Amendment to the International Chamber of Commerce Rules of International Arbitration

The International Chamber of Commerce has issued a revised set of rules for International Arbitration, due to come into force from 1 January 2012 (the “2012 Rules”).

The 2012 Rules are clearly an attempt by the ICC to respond to the business needs of the international community. The amendments show a recognition of the need for methods designed to deal with the complexity of international arbitration while simultaneously seeking to increase efficiency and decrease the cost of the dispute resolution process. Notable amendments include:-

• methods for dealing with disputes involving multiple contracts and parties;
• updated case management procedures;
• obligation on an arbitrator to declare impartiality and availability; and
• provision for an emergency arbitrator to order urgent measures.

Multiple Contracts and Parties

International commercial relationships tend to involve multiple parties and multiple contracts and an effective dispute resolution system should allow for this. The 2012 rules go some way to doing this by introducing new provisions for the joinder of additional parties and extending the rules on consolidation of arbitrations.

Pursuant to Article 7, a party may join an additional party to an existing arbitration by submitting a Request for Joinder to the Secretariat. This can be done without the consent of the additional party if the application is made prior to the confirmation or appointment of an arbitrator.

Pursuant to Article 10, a party that is involved in more than one arbitration made under the same arbitration agreement, between the same parties, or in connection with the same legal relationship may apply to the court to have them consolidated into a single arbitration. The application may be made at any stage while the arbitrations are pending under the ICC Rules.

Unfortunately, the tight time limit imposed in the joinder provision may result in its underutilisation. Obtaining the consent of a party one wishes to join to an arbitration is likely to prove difficult. Therefore, if a party wishes to join an additional party once the arbitrator has been confirmed or appointed, they may find this provision of little. In multiparty disputes, the consolidation provision may prove the practical (and more popular) provision.

Where a party is joined, the rules allow for the additional party to nominate an arbitrator jointly with either the claimant(s) or the respondent(s) (presumably “as appropriate”, although this is not stated expressly). In practice this could mean that a party who is being sued by the respondent for a contribution would have to jointly nominate an arbitrator with the party suing him, which seems unfair. However, it is difficult to see how else this provision could have been formulated, and if the parties cannot agree there the Court may intervene pursuant to Article 12(8).

Updated Case Management Procedures

The 2012 Rules are a signal of the ICC’s desire to create a more efficient and cost-effective arbitration process.

• • • • •

WHAT TO DO -
Finish out the next part of the piece on the 2012 ICC arbitration rules, picking up after its last sentence shown. The rows play no part in this.

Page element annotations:
• • • • •

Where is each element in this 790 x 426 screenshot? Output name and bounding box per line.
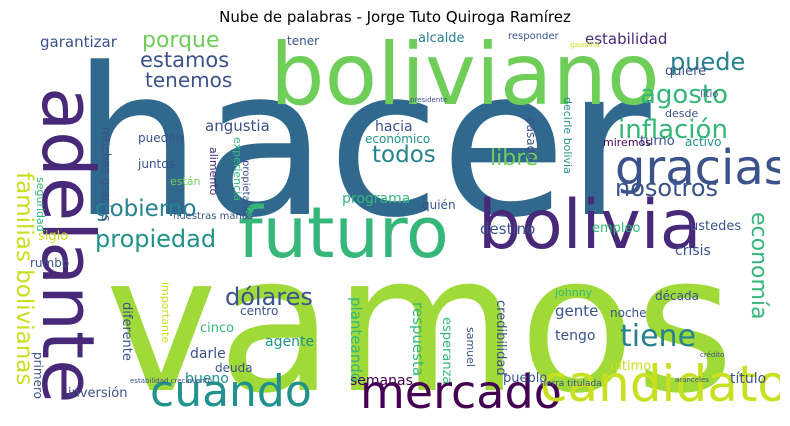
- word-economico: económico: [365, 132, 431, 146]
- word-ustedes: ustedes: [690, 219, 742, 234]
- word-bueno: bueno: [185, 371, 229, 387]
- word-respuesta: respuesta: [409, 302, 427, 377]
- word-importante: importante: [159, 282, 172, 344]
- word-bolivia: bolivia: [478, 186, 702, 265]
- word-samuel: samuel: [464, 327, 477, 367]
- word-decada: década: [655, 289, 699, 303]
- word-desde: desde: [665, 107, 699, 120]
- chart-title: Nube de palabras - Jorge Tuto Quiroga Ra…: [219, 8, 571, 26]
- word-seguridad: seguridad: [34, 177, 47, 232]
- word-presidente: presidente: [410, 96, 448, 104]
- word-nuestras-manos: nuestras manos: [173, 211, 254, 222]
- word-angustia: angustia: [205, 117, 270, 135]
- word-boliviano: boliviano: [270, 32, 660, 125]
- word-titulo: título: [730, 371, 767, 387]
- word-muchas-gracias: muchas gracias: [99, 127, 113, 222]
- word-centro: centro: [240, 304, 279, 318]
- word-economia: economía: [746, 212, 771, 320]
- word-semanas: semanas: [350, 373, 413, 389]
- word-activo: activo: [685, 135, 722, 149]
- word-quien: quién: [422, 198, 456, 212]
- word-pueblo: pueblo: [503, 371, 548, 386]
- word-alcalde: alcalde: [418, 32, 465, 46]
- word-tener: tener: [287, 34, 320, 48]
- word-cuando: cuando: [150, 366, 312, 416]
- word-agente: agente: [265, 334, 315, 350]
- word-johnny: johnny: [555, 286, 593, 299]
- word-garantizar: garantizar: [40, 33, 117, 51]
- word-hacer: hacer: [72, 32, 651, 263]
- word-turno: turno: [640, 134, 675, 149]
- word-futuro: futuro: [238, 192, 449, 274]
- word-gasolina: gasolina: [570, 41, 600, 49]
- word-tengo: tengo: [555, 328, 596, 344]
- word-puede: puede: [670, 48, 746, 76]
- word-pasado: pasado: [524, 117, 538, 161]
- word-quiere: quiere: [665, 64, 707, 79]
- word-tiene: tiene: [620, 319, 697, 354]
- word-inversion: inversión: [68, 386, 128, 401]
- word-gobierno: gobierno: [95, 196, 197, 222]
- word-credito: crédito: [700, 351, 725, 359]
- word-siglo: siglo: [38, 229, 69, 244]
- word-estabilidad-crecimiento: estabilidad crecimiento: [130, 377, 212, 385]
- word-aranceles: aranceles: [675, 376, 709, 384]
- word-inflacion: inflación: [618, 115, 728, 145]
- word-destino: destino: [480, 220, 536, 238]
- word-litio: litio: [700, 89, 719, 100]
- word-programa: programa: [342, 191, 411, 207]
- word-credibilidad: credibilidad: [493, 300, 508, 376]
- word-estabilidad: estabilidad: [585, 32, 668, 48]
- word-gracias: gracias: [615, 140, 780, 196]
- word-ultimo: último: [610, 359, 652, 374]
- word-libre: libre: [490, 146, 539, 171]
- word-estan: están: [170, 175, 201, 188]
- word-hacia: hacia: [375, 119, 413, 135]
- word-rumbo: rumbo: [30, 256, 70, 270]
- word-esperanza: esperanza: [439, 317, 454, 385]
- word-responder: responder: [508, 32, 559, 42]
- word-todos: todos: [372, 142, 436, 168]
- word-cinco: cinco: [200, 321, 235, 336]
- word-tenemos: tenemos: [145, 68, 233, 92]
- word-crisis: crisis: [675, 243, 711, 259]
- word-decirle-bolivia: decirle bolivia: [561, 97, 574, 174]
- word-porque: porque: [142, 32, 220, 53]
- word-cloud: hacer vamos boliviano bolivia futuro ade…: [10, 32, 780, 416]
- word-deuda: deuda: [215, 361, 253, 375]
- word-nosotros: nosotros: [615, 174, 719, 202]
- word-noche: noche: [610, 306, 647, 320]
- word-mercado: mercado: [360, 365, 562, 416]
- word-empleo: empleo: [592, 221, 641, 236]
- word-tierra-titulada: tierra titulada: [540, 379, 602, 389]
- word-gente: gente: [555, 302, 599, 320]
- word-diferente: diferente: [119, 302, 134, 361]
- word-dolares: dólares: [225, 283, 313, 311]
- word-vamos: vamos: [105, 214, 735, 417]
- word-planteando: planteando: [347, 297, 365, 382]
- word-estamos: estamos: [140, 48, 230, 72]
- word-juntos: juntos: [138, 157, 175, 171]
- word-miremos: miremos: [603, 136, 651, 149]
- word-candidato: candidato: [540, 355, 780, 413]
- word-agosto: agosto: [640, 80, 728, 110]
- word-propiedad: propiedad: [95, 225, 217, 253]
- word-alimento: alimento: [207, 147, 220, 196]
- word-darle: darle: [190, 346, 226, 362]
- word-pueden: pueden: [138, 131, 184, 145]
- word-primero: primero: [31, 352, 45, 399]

• • • • •

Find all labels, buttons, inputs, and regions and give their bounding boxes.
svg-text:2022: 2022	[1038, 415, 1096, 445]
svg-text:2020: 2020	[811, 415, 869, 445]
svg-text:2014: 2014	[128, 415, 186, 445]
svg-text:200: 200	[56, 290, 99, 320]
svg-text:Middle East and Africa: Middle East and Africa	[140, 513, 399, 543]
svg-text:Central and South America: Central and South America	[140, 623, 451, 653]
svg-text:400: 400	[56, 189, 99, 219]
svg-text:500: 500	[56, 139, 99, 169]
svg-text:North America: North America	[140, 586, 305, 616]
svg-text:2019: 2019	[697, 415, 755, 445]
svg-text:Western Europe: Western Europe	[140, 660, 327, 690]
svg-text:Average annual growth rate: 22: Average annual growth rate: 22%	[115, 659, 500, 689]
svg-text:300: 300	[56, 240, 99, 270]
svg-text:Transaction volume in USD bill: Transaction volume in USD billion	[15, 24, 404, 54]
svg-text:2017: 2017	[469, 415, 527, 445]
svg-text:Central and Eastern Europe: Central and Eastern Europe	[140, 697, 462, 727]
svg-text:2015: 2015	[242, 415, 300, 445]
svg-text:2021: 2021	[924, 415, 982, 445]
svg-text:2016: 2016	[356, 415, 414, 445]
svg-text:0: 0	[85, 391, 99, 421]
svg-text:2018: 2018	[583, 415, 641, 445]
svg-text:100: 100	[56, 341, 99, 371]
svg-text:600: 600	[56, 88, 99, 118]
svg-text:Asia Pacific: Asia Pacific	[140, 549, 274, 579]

• • • • •

ANSWER FOR THE TASK -
Article 22 creates a positive duty on both the arbitral tribunal and the parties to conduct the arbitration in an expeditious and cost effective manner. In a step that will be familiar to those accustomed to the Civil Procedure Rules (which apply in the Courts of England and Wales), the ICC have included a mandatory requirement for the arbitral tribunal to convene a case management conference in which the parties must be consulted on any procedural measures that should be adopted. This will give the parties an opportunity to explore options for reducing time and cost associated with the arbitration. Appendix 4 sets out a non-exhaustive list of procedural measures that may be adopted including establishing time limits for production of statements and evidence and conducting hearings by telephone or video conference.

There is a clear directive from the ICC that the time and costs of the arbitration should be proportionate to what is at stake in the dispute, and the tribunal will be expected to actively manage the arbitration to ensure this is achieved. Furthermore, the amended rules make it clear that the parties’ conduct of the arbitration will be a factor to be taken into consideration when making a costs award. These amendments are welcome.

Disclosure by the Arbitrator

The 2012 rules extend the disclosure requirements of an arbitrator who, previously, was required to sign a statement purely of ‘independence’. Instead, pursuant to Article 11, the arbitrator must sign a statement of acceptance, availability, impartiality and independence. This statement is provided to the parties who are given the opportunity to comment.

Requiring a statement of impartiality acknowledges that ‘independence’ in an arbitrator may not be sufficient to eliminate bias. It brings the ICC provision in line with some other institutions, such as the LCIA, which already require both independence and impartiality.

Another important amendment is requiring the arbitrator to indicate ‘availability’ (codifying current ICC practice). This will assist to ensure that the arbitrator has the time to conduct the arbitration and focus the minds of the parties on timing for proceedings from the outset. This is another provision which may be used to try and ensure that an arbitration conducted under the 2012 rules is conducted efficiently.

Emergency Arbitrators

One of the most notable amendments within the 2012 rules is the provision for the appointment of an emergency arbitrator to order urgent measures. Under the previous rules, an application for urgent measures prior to the constitution of the arbitral tribunal could only be made through the Courts. Now, an application for urgent measures may be made through an emergency arbitrator appointed by the Secretariat.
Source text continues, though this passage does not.